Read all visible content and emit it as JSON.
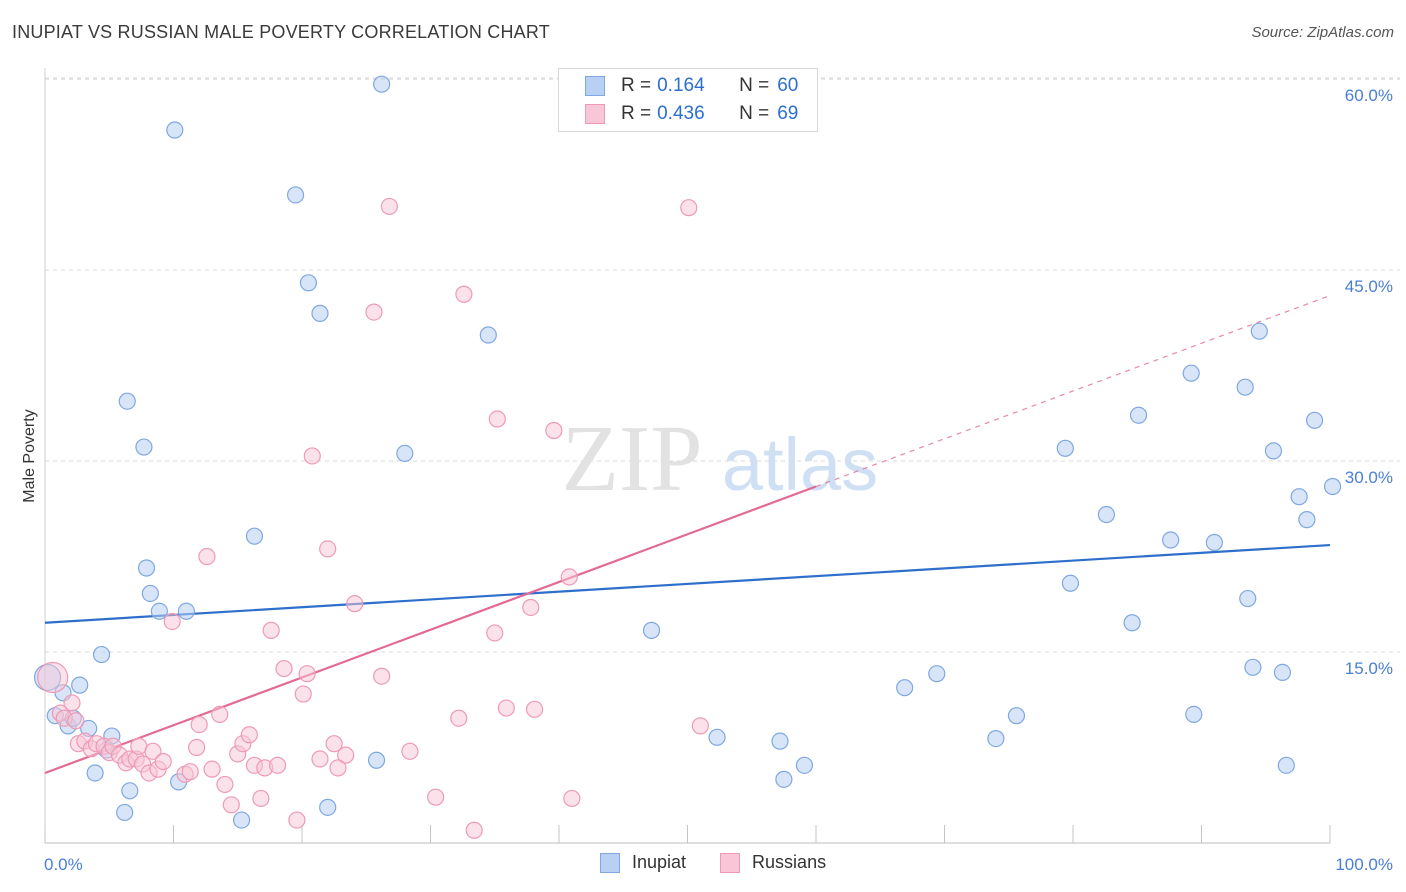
{
  "title": "INUPIAT VS RUSSIAN MALE POVERTY CORRELATION CHART",
  "source": "Source: ZipAtlas.com",
  "watermark": {
    "zip": "ZIP",
    "atlas": "atlas"
  },
  "legend": {
    "r_label": "R =",
    "n_label": "N =",
    "rows": [
      {
        "name": "Inupiat",
        "r": "0.164",
        "n": "60"
      },
      {
        "name": "Russians",
        "r": "0.436",
        "n": "69"
      }
    ]
  },
  "colors": {
    "inupiat_fill": "#b8d0f4",
    "inupiat_stroke": "#7fa8e0",
    "inupiat_line": "#2f6fcc",
    "russians_fill": "#f8c6d6",
    "russians_stroke": "#ee9ab6",
    "russians_line": "#e26a95",
    "grid": "#d9d9d9",
    "tick_text": "#4a7fd4"
  },
  "chart_data": {
    "type": "scatter",
    "title": "INUPIAT VS RUSSIAN MALE POVERTY CORRELATION CHART",
    "xlabel": "",
    "ylabel": "Male Poverty",
    "xlim": [
      0,
      100
    ],
    "ylim": [
      0,
      61.5
    ],
    "x_tick_labels": [
      "0.0%",
      "100.0%"
    ],
    "y_ticks": [
      15,
      30,
      45,
      60
    ],
    "y_tick_labels": [
      "15.0%",
      "30.0%",
      "45.0%",
      "60.0%"
    ],
    "grid": true,
    "legend_position": "top-center",
    "series": [
      {
        "name": "Inupiat",
        "r": 0.164,
        "n": 60,
        "trend": {
          "x": [
            0,
            100
          ],
          "y": [
            17.3,
            23.4
          ]
        },
        "points": [
          [
            0.2,
            13.0
          ],
          [
            0.8,
            10.0
          ],
          [
            1.4,
            11.8
          ],
          [
            1.8,
            9.2
          ],
          [
            2.2,
            9.8
          ],
          [
            2.7,
            12.4
          ],
          [
            3.4,
            9.0
          ],
          [
            3.9,
            5.5
          ],
          [
            4.4,
            14.8
          ],
          [
            4.8,
            7.3
          ],
          [
            5.2,
            8.4
          ],
          [
            6.2,
            2.4
          ],
          [
            6.4,
            34.7
          ],
          [
            6.6,
            4.1
          ],
          [
            7.7,
            31.1
          ],
          [
            7.9,
            21.6
          ],
          [
            8.2,
            19.6
          ],
          [
            8.9,
            18.2
          ],
          [
            10.1,
            56.0
          ],
          [
            10.4,
            4.8
          ],
          [
            11.0,
            18.2
          ],
          [
            15.3,
            1.8
          ],
          [
            16.3,
            24.1
          ],
          [
            19.5,
            50.9
          ],
          [
            20.5,
            44.0
          ],
          [
            21.4,
            41.6
          ],
          [
            22.0,
            2.8
          ],
          [
            25.8,
            6.5
          ],
          [
            26.2,
            59.6
          ],
          [
            28.0,
            30.6
          ],
          [
            34.5,
            39.9
          ],
          [
            47.2,
            16.7
          ],
          [
            52.3,
            8.3
          ],
          [
            57.2,
            8.0
          ],
          [
            57.5,
            5.0
          ],
          [
            59.1,
            6.1
          ],
          [
            66.9,
            12.2
          ],
          [
            69.4,
            13.3
          ],
          [
            74.0,
            8.2
          ],
          [
            75.6,
            10.0
          ],
          [
            79.4,
            31.0
          ],
          [
            79.8,
            20.4
          ],
          [
            82.6,
            25.8
          ],
          [
            84.6,
            17.3
          ],
          [
            85.1,
            33.6
          ],
          [
            87.6,
            23.8
          ],
          [
            89.2,
            36.9
          ],
          [
            89.4,
            10.1
          ],
          [
            91.0,
            23.6
          ],
          [
            93.4,
            35.8
          ],
          [
            93.6,
            19.2
          ],
          [
            94.0,
            13.8
          ],
          [
            94.5,
            40.2
          ],
          [
            95.6,
            30.8
          ],
          [
            96.3,
            13.4
          ],
          [
            96.6,
            6.1
          ],
          [
            97.6,
            27.2
          ],
          [
            98.2,
            25.4
          ],
          [
            98.8,
            33.2
          ],
          [
            100.2,
            28.0
          ]
        ]
      },
      {
        "name": "Russians",
        "r": 0.436,
        "n": 69,
        "trend_solid": {
          "x": [
            0,
            60
          ],
          "y": [
            5.5,
            28.0
          ]
        },
        "trend_dashed": {
          "x": [
            60,
            100
          ],
          "y": [
            28.0,
            43.0
          ]
        },
        "points": [
          [
            0.6,
            13.0
          ],
          [
            1.2,
            10.2
          ],
          [
            1.5,
            9.8
          ],
          [
            2.1,
            11.0
          ],
          [
            2.4,
            9.6
          ],
          [
            2.6,
            7.8
          ],
          [
            3.1,
            8.0
          ],
          [
            3.6,
            7.4
          ],
          [
            4.0,
            7.8
          ],
          [
            4.6,
            7.6
          ],
          [
            5.0,
            7.1
          ],
          [
            5.3,
            7.6
          ],
          [
            5.8,
            6.9
          ],
          [
            6.3,
            6.3
          ],
          [
            6.6,
            6.6
          ],
          [
            7.1,
            6.6
          ],
          [
            7.3,
            7.6
          ],
          [
            7.6,
            6.2
          ],
          [
            8.1,
            5.5
          ],
          [
            8.4,
            7.2
          ],
          [
            8.8,
            5.8
          ],
          [
            9.2,
            6.4
          ],
          [
            9.9,
            17.4
          ],
          [
            10.9,
            5.4
          ],
          [
            11.3,
            5.6
          ],
          [
            11.8,
            7.5
          ],
          [
            12.0,
            9.3
          ],
          [
            12.6,
            22.5
          ],
          [
            13.0,
            5.8
          ],
          [
            13.6,
            10.1
          ],
          [
            14.0,
            4.6
          ],
          [
            14.5,
            3.0
          ],
          [
            15.0,
            7.0
          ],
          [
            15.4,
            7.8
          ],
          [
            15.9,
            8.5
          ],
          [
            16.3,
            6.1
          ],
          [
            16.8,
            3.5
          ],
          [
            17.1,
            5.9
          ],
          [
            17.6,
            16.7
          ],
          [
            18.1,
            6.1
          ],
          [
            18.6,
            13.7
          ],
          [
            19.6,
            1.8
          ],
          [
            20.1,
            11.7
          ],
          [
            20.4,
            13.3
          ],
          [
            20.8,
            30.4
          ],
          [
            21.4,
            6.6
          ],
          [
            22.0,
            23.1
          ],
          [
            22.5,
            7.8
          ],
          [
            22.8,
            5.9
          ],
          [
            23.4,
            6.9
          ],
          [
            24.1,
            18.8
          ],
          [
            25.6,
            41.7
          ],
          [
            26.2,
            13.1
          ],
          [
            26.8,
            50.0
          ],
          [
            28.4,
            7.2
          ],
          [
            30.4,
            3.6
          ],
          [
            32.2,
            9.8
          ],
          [
            32.6,
            43.1
          ],
          [
            33.4,
            1.0
          ],
          [
            35.0,
            16.5
          ],
          [
            35.2,
            33.3
          ],
          [
            35.9,
            10.6
          ],
          [
            37.8,
            18.5
          ],
          [
            38.1,
            10.5
          ],
          [
            39.6,
            32.4
          ],
          [
            40.8,
            20.9
          ],
          [
            41.0,
            3.5
          ],
          [
            50.1,
            49.9
          ],
          [
            51.0,
            9.2
          ]
        ]
      }
    ]
  }
}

#### WHAT THIS TASK INVOLVES
Quote all the lines above exactly as given. Do not include the pictures.

#### WRITTEN SOLUTION
Read all visible content and emit it as JSON.
{
  "title": "INUPIAT VS RUSSIAN MALE POVERTY CORRELATION CHART",
  "source": "Source: ZipAtlas.com",
  "watermark": {
    "zip": "ZIP",
    "atlas": "atlas"
  },
  "legend": {
    "r_label": "R =",
    "n_label": "N =",
    "rows": [
      {
        "name": "Inupiat",
        "r": "0.164",
        "n": "60"
      },
      {
        "name": "Russians",
        "r": "0.436",
        "n": "69"
      }
    ]
  },
  "colors": {
    "inupiat_fill": "#b8d0f4",
    "inupiat_stroke": "#7fa8e0",
    "inupiat_line": "#2f6fcc",
    "russians_fill": "#f8c6d6",
    "russians_stroke": "#ee9ab6",
    "russians_line": "#e26a95",
    "grid": "#d9d9d9",
    "tick_text": "#4a7fd4"
  },
  "chart_data": {
    "type": "scatter",
    "title": "INUPIAT VS RUSSIAN MALE POVERTY CORRELATION CHART",
    "xlabel": "",
    "ylabel": "Male Poverty",
    "xlim": [
      0,
      100
    ],
    "ylim": [
      0,
      61.5
    ],
    "x_tick_labels": [
      "0.0%",
      "100.0%"
    ],
    "y_ticks": [
      15,
      30,
      45,
      60
    ],
    "y_tick_labels": [
      "15.0%",
      "30.0%",
      "45.0%",
      "60.0%"
    ],
    "grid": true,
    "legend_position": "top-center",
    "series": [
      {
        "name": "Inupiat",
        "r": 0.164,
        "n": 60,
        "trend": {
          "x": [
            0,
            100
          ],
          "y": [
            17.3,
            23.4
          ]
        },
        "points": [
          [
            0.2,
            13.0
          ],
          [
            0.8,
            10.0
          ],
          [
            1.4,
            11.8
          ],
          [
            1.8,
            9.2
          ],
          [
            2.2,
            9.8
          ],
          [
            2.7,
            12.4
          ],
          [
            3.4,
            9.0
          ],
          [
            3.9,
            5.5
          ],
          [
            4.4,
            14.8
          ],
          [
            4.8,
            7.3
          ],
          [
            5.2,
            8.4
          ],
          [
            6.2,
            2.4
          ],
          [
            6.4,
            34.7
          ],
          [
            6.6,
            4.1
          ],
          [
            7.7,
            31.1
          ],
          [
            7.9,
            21.6
          ],
          [
            8.2,
            19.6
          ],
          [
            8.9,
            18.2
          ],
          [
            10.1,
            56.0
          ],
          [
            10.4,
            4.8
          ],
          [
            11.0,
            18.2
          ],
          [
            15.3,
            1.8
          ],
          [
            16.3,
            24.1
          ],
          [
            19.5,
            50.9
          ],
          [
            20.5,
            44.0
          ],
          [
            21.4,
            41.6
          ],
          [
            22.0,
            2.8
          ],
          [
            25.8,
            6.5
          ],
          [
            26.2,
            59.6
          ],
          [
            28.0,
            30.6
          ],
          [
            34.5,
            39.9
          ],
          [
            47.2,
            16.7
          ],
          [
            52.3,
            8.3
          ],
          [
            57.2,
            8.0
          ],
          [
            57.5,
            5.0
          ],
          [
            59.1,
            6.1
          ],
          [
            66.9,
            12.2
          ],
          [
            69.4,
            13.3
          ],
          [
            74.0,
            8.2
          ],
          [
            75.6,
            10.0
          ],
          [
            79.4,
            31.0
          ],
          [
            79.8,
            20.4
          ],
          [
            82.6,
            25.8
          ],
          [
            84.6,
            17.3
          ],
          [
            85.1,
            33.6
          ],
          [
            87.6,
            23.8
          ],
          [
            89.2,
            36.9
          ],
          [
            89.4,
            10.1
          ],
          [
            91.0,
            23.6
          ],
          [
            93.4,
            35.8
          ],
          [
            93.6,
            19.2
          ],
          [
            94.0,
            13.8
          ],
          [
            94.5,
            40.2
          ],
          [
            95.6,
            30.8
          ],
          [
            96.3,
            13.4
          ],
          [
            96.6,
            6.1
          ],
          [
            97.6,
            27.2
          ],
          [
            98.2,
            25.4
          ],
          [
            98.8,
            33.2
          ],
          [
            100.2,
            28.0
          ]
        ]
      },
      {
        "name": "Russians",
        "r": 0.436,
        "n": 69,
        "trend_solid": {
          "x": [
            0,
            60
          ],
          "y": [
            5.5,
            28.0
          ]
        },
        "trend_dashed": {
          "x": [
            60,
            100
          ],
          "y": [
            28.0,
            43.0
          ]
        },
        "points": [
          [
            0.6,
            13.0
          ],
          [
            1.2,
            10.2
          ],
          [
            1.5,
            9.8
          ],
          [
            2.1,
            11.0
          ],
          [
            2.4,
            9.6
          ],
          [
            2.6,
            7.8
          ],
          [
            3.1,
            8.0
          ],
          [
            3.6,
            7.4
          ],
          [
            4.0,
            7.8
          ],
          [
            4.6,
            7.6
          ],
          [
            5.0,
            7.1
          ],
          [
            5.3,
            7.6
          ],
          [
            5.8,
            6.9
          ],
          [
            6.3,
            6.3
          ],
          [
            6.6,
            6.6
          ],
          [
            7.1,
            6.6
          ],
          [
            7.3,
            7.6
          ],
          [
            7.6,
            6.2
          ],
          [
            8.1,
            5.5
          ],
          [
            8.4,
            7.2
          ],
          [
            8.8,
            5.8
          ],
          [
            9.2,
            6.4
          ],
          [
            9.9,
            17.4
          ],
          [
            10.9,
            5.4
          ],
          [
            11.3,
            5.6
          ],
          [
            11.8,
            7.5
          ],
          [
            12.0,
            9.3
          ],
          [
            12.6,
            22.5
          ],
          [
            13.0,
            5.8
          ],
          [
            13.6,
            10.1
          ],
          [
            14.0,
            4.6
          ],
          [
            14.5,
            3.0
          ],
          [
            15.0,
            7.0
          ],
          [
            15.4,
            7.8
          ],
          [
            15.9,
            8.5
          ],
          [
            16.3,
            6.1
          ],
          [
            16.8,
            3.5
          ],
          [
            17.1,
            5.9
          ],
          [
            17.6,
            16.7
          ],
          [
            18.1,
            6.1
          ],
          [
            18.6,
            13.7
          ],
          [
            19.6,
            1.8
          ],
          [
            20.1,
            11.7
          ],
          [
            20.4,
            13.3
          ],
          [
            20.8,
            30.4
          ],
          [
            21.4,
            6.6
          ],
          [
            22.0,
            23.1
          ],
          [
            22.5,
            7.8
          ],
          [
            22.8,
            5.9
          ],
          [
            23.4,
            6.9
          ],
          [
            24.1,
            18.8
          ],
          [
            25.6,
            41.7
          ],
          [
            26.2,
            13.1
          ],
          [
            26.8,
            50.0
          ],
          [
            28.4,
            7.2
          ],
          [
            30.4,
            3.6
          ],
          [
            32.2,
            9.8
          ],
          [
            32.6,
            43.1
          ],
          [
            33.4,
            1.0
          ],
          [
            35.0,
            16.5
          ],
          [
            35.2,
            33.3
          ],
          [
            35.9,
            10.6
          ],
          [
            37.8,
            18.5
          ],
          [
            38.1,
            10.5
          ],
          [
            39.6,
            32.4
          ],
          [
            40.8,
            20.9
          ],
          [
            41.0,
            3.5
          ],
          [
            50.1,
            49.9
          ],
          [
            51.0,
            9.2
          ]
        ]
      }
    ]
  }
}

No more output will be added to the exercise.